- _Entries supplied_

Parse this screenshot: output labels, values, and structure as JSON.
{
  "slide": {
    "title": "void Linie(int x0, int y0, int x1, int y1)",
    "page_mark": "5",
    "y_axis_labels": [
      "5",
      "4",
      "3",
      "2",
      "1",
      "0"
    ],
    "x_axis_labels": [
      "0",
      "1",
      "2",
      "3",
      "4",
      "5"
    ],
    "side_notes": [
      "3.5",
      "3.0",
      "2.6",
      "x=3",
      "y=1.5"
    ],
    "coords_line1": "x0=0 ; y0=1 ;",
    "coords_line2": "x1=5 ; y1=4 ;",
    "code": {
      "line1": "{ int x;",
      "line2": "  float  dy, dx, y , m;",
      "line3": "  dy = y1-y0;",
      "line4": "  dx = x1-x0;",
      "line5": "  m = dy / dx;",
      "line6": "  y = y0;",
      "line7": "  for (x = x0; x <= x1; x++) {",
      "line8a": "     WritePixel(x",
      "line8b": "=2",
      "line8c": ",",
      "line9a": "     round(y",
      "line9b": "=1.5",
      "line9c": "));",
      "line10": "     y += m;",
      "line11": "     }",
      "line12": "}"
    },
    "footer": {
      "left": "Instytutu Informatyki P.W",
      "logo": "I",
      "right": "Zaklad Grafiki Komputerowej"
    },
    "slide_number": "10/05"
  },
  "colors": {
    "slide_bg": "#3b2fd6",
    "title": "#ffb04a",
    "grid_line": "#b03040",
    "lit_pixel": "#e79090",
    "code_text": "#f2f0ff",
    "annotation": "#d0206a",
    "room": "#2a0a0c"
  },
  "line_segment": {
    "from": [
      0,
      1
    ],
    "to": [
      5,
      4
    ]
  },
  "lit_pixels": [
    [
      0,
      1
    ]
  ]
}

* * *

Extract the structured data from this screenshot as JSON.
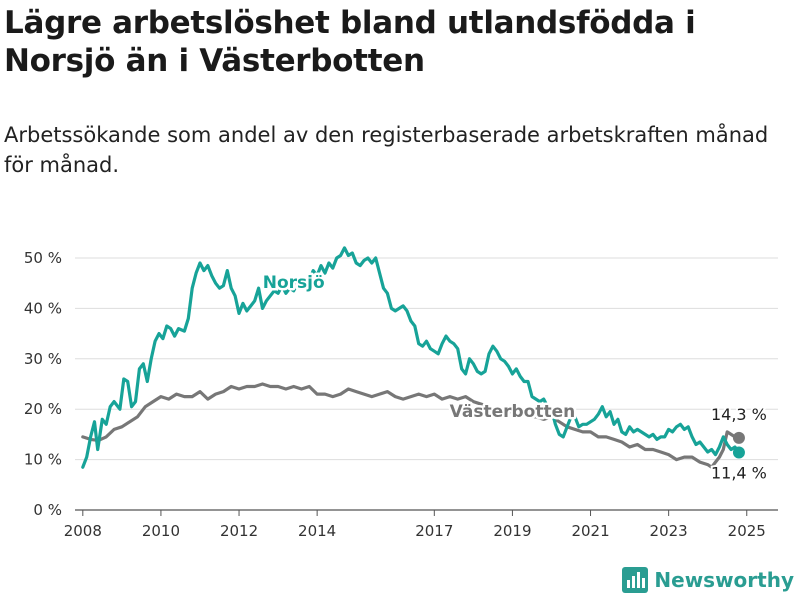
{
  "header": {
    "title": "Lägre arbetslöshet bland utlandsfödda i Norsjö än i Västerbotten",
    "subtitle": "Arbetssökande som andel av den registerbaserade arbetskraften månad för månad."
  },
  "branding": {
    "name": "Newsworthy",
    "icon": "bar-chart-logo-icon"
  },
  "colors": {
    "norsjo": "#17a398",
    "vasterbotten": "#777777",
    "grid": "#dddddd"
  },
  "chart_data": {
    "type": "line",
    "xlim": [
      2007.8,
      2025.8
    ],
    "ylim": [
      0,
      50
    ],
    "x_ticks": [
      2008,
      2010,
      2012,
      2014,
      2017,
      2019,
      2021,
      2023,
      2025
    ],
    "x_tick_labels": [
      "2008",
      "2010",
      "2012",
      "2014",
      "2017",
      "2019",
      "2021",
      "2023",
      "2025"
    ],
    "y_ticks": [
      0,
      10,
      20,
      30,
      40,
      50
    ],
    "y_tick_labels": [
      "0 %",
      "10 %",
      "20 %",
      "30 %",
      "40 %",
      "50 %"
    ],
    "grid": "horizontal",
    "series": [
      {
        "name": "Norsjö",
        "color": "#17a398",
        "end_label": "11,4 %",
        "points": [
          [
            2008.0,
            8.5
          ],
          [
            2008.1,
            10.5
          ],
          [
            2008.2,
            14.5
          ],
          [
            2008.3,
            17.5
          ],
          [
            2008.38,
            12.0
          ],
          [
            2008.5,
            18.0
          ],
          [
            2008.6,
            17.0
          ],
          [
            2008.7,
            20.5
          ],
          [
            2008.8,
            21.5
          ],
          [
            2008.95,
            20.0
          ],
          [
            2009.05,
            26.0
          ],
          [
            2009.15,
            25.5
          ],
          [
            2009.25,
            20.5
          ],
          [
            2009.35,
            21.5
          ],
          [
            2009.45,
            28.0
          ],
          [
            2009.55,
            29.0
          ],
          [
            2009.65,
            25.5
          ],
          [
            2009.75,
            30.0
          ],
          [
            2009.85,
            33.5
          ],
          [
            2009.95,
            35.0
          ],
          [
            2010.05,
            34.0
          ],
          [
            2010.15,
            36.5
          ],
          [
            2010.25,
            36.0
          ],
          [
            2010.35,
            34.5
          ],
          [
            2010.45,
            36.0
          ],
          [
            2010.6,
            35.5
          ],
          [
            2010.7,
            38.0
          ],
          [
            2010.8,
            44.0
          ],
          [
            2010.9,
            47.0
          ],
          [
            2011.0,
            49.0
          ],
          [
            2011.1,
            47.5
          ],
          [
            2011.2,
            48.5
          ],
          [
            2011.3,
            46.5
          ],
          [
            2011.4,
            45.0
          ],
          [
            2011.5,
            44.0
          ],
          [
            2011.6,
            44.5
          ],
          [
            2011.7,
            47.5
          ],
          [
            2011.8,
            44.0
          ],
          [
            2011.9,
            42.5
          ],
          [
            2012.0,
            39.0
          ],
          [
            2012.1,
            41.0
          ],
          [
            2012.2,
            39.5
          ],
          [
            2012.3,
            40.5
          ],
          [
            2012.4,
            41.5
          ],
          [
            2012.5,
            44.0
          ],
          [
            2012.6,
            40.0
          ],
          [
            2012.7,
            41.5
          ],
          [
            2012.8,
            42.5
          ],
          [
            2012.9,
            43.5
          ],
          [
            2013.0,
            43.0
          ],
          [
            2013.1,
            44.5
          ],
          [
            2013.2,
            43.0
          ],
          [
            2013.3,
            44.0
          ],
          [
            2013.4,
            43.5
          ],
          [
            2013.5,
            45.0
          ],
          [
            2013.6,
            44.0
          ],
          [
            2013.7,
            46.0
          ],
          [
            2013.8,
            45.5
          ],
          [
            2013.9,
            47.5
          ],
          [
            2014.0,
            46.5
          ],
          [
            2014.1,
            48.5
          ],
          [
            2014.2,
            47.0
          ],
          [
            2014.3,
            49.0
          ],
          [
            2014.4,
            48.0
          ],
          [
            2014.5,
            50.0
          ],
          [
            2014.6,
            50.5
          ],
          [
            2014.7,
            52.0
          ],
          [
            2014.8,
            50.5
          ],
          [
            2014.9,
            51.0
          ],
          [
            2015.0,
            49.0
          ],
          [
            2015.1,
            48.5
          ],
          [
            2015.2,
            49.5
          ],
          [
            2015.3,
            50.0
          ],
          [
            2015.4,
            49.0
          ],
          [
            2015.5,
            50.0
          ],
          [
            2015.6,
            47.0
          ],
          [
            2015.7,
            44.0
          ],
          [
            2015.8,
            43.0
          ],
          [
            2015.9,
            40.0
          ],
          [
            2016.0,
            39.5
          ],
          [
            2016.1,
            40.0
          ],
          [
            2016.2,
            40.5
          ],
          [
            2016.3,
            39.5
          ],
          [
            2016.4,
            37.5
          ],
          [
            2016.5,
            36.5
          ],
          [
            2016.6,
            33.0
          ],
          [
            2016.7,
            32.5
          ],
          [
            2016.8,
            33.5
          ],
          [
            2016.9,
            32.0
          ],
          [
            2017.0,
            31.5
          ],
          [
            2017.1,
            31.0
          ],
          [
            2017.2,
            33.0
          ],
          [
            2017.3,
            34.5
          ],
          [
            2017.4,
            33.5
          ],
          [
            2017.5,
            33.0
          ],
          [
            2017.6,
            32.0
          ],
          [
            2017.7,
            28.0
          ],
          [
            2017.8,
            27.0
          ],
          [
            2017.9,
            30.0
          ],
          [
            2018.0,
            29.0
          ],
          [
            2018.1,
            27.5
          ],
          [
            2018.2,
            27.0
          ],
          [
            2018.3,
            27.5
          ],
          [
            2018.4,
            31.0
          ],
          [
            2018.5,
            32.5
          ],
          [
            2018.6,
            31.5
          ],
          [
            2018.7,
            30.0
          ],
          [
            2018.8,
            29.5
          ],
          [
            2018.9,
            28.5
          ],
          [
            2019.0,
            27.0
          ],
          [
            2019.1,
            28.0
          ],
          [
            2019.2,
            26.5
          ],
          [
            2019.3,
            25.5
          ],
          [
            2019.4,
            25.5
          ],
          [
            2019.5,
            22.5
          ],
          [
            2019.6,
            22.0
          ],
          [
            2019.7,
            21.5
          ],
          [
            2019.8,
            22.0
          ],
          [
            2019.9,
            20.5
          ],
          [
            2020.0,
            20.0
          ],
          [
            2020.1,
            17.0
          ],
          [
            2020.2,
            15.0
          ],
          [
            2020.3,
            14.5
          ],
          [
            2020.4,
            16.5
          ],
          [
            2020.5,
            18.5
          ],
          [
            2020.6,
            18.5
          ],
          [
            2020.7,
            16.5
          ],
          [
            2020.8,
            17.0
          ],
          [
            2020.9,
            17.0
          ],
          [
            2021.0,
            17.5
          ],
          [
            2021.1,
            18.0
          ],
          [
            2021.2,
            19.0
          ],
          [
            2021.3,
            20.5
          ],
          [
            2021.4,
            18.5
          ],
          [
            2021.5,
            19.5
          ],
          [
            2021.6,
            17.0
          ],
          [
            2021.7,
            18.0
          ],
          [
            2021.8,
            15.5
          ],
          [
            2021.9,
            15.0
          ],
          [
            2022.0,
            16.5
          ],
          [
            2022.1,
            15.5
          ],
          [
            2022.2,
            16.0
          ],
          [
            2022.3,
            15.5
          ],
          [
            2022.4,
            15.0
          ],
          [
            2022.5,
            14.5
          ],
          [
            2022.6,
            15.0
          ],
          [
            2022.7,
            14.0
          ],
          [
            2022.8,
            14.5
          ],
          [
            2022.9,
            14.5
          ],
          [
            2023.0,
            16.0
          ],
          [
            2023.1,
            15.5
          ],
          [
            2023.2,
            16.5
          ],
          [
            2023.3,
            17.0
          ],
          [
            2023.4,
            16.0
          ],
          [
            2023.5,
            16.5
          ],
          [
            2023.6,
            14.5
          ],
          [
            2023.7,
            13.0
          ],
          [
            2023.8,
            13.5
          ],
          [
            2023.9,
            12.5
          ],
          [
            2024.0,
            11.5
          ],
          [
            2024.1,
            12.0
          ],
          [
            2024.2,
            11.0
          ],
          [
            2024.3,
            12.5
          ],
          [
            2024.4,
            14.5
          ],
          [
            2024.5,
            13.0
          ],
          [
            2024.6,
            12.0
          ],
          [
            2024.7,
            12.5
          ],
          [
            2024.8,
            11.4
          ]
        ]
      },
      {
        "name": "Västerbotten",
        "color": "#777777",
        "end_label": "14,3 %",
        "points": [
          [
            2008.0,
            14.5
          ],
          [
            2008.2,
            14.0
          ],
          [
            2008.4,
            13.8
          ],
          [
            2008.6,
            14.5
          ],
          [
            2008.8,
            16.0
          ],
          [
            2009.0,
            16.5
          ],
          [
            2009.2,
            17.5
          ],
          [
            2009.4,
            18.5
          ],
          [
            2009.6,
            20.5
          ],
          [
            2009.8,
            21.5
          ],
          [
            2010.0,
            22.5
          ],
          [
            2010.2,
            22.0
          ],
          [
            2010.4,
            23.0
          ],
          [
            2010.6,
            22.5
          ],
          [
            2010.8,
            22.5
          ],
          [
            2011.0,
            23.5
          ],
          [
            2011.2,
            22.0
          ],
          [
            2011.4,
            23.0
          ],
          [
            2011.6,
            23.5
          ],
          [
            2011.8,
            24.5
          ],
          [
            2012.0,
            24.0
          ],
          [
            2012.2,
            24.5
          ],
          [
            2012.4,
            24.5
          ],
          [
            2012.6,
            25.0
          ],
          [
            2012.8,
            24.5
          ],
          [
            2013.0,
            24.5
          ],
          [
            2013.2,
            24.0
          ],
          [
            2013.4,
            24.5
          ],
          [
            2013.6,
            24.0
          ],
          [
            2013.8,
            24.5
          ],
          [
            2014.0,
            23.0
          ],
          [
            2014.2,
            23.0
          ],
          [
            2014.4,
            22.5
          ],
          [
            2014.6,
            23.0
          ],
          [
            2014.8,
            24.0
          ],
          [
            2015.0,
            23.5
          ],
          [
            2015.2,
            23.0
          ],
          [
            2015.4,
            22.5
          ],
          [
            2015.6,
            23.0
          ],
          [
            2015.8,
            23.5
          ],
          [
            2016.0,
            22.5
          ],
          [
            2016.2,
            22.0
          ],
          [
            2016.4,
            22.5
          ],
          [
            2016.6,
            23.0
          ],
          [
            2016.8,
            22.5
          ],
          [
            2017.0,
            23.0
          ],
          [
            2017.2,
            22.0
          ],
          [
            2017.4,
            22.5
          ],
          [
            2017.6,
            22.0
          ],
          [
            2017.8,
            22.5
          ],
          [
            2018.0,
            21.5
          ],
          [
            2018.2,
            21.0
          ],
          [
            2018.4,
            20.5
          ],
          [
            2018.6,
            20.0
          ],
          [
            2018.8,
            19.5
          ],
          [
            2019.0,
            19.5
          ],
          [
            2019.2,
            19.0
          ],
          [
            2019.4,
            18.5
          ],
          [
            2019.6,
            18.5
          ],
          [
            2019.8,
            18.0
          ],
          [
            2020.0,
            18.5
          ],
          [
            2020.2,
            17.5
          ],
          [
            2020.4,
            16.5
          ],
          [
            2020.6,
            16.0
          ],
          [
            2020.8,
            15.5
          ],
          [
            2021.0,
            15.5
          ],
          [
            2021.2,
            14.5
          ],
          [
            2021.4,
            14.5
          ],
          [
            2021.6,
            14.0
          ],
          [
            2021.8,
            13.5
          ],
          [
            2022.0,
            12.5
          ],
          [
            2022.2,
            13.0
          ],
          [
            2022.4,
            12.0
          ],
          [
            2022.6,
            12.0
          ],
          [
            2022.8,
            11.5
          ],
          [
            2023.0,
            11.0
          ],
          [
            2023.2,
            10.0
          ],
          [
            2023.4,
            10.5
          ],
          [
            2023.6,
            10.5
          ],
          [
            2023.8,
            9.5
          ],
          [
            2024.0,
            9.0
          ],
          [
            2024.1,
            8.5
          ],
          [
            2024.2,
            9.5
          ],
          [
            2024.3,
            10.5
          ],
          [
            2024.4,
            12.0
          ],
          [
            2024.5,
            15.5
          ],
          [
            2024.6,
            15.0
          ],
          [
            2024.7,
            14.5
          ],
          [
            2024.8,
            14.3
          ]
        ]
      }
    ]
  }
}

- _What the exercise asks_
Determine how many lines include the string "from". Give no answer but the number.

- _Response below_
2